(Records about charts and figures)

______

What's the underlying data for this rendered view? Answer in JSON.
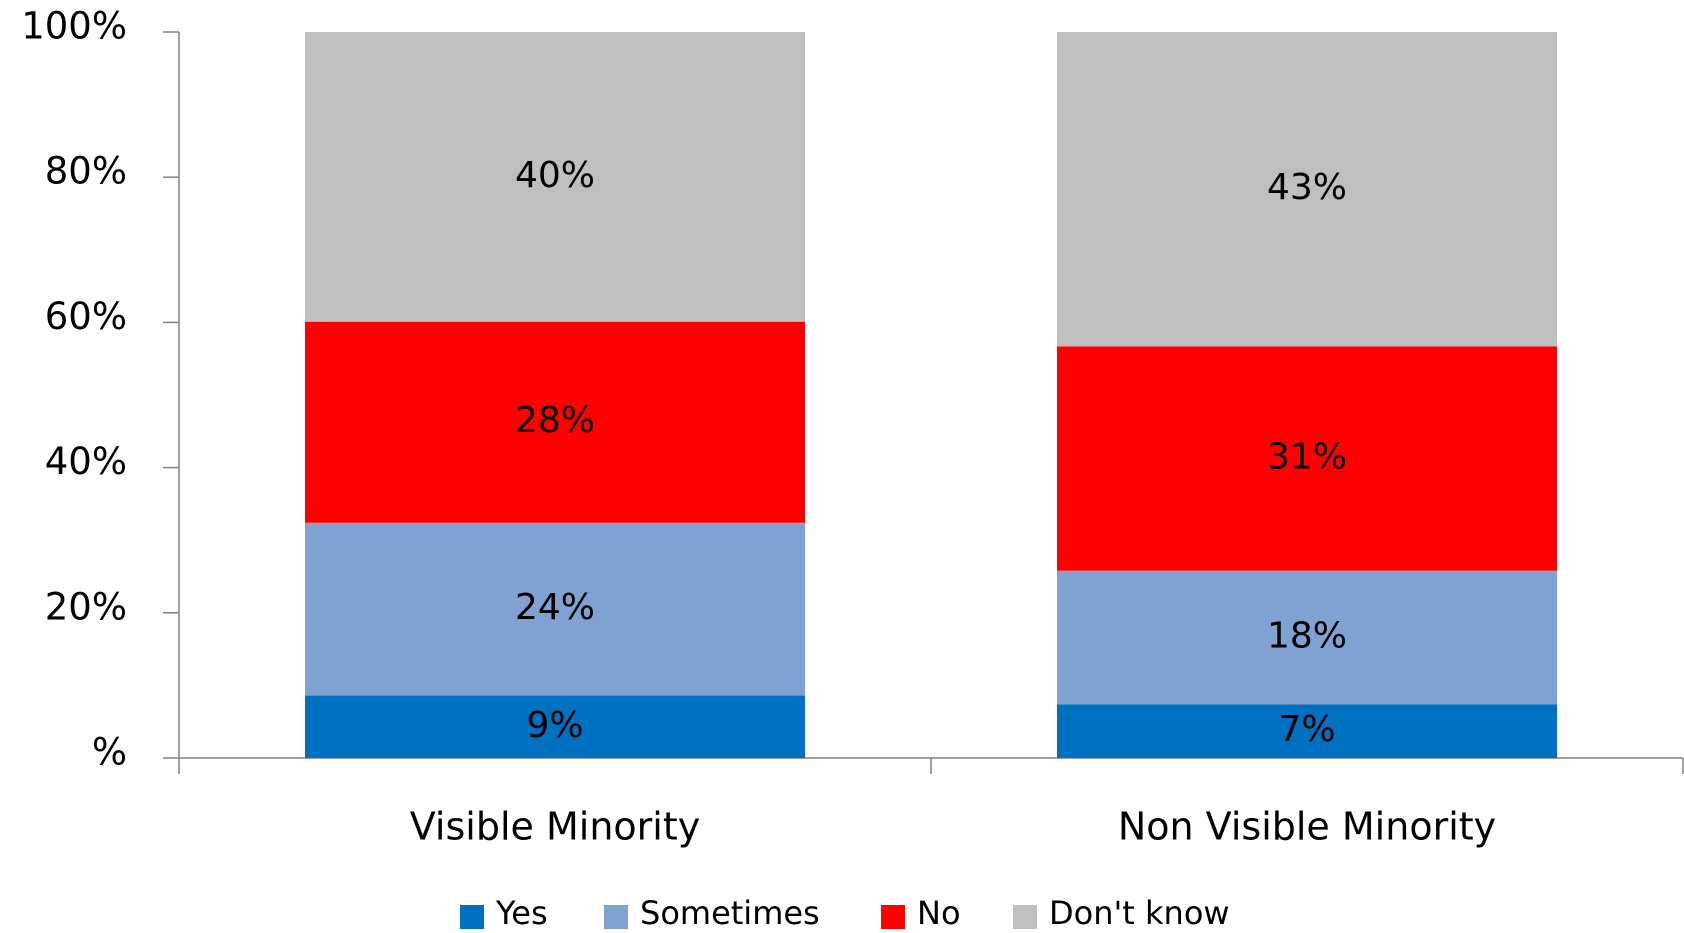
{
  "chart_data": {
    "type": "stacked_bar",
    "categories": [
      "Visible Minority",
      "Non Visible Minority"
    ],
    "series": [
      {
        "name": "Yes",
        "color": "#0070c0",
        "values": [
          8.6,
          7.4
        ],
        "value_labels": [
          "9%",
          "7%"
        ]
      },
      {
        "name": "Sometimes",
        "color": "#7fa2d2",
        "values": [
          23.8,
          18.4
        ],
        "value_labels": [
          "24%",
          "18%"
        ]
      },
      {
        "name": "No",
        "color": "#ff0000",
        "values": [
          27.7,
          30.9
        ],
        "value_labels": [
          "28%",
          "31%"
        ]
      },
      {
        "name": "Don't know",
        "color": "#bfbfbf",
        "values": [
          39.9,
          43.3
        ],
        "value_labels": [
          "40%",
          "43%"
        ]
      }
    ],
    "ylim": [
      0,
      100
    ],
    "yticks": [
      {
        "value": 0,
        "label": "%"
      },
      {
        "value": 20,
        "label": "20%"
      },
      {
        "value": 40,
        "label": "40%"
      },
      {
        "value": 60,
        "label": "60%"
      },
      {
        "value": 80,
        "label": "80%"
      },
      {
        "value": 100,
        "label": "100%"
      }
    ],
    "legend": "bottom"
  }
}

______

> Instructions for the task
Show all lines above holding "Minority".

> Expected output
      "Visible Minority",
      "Non Visible Minority"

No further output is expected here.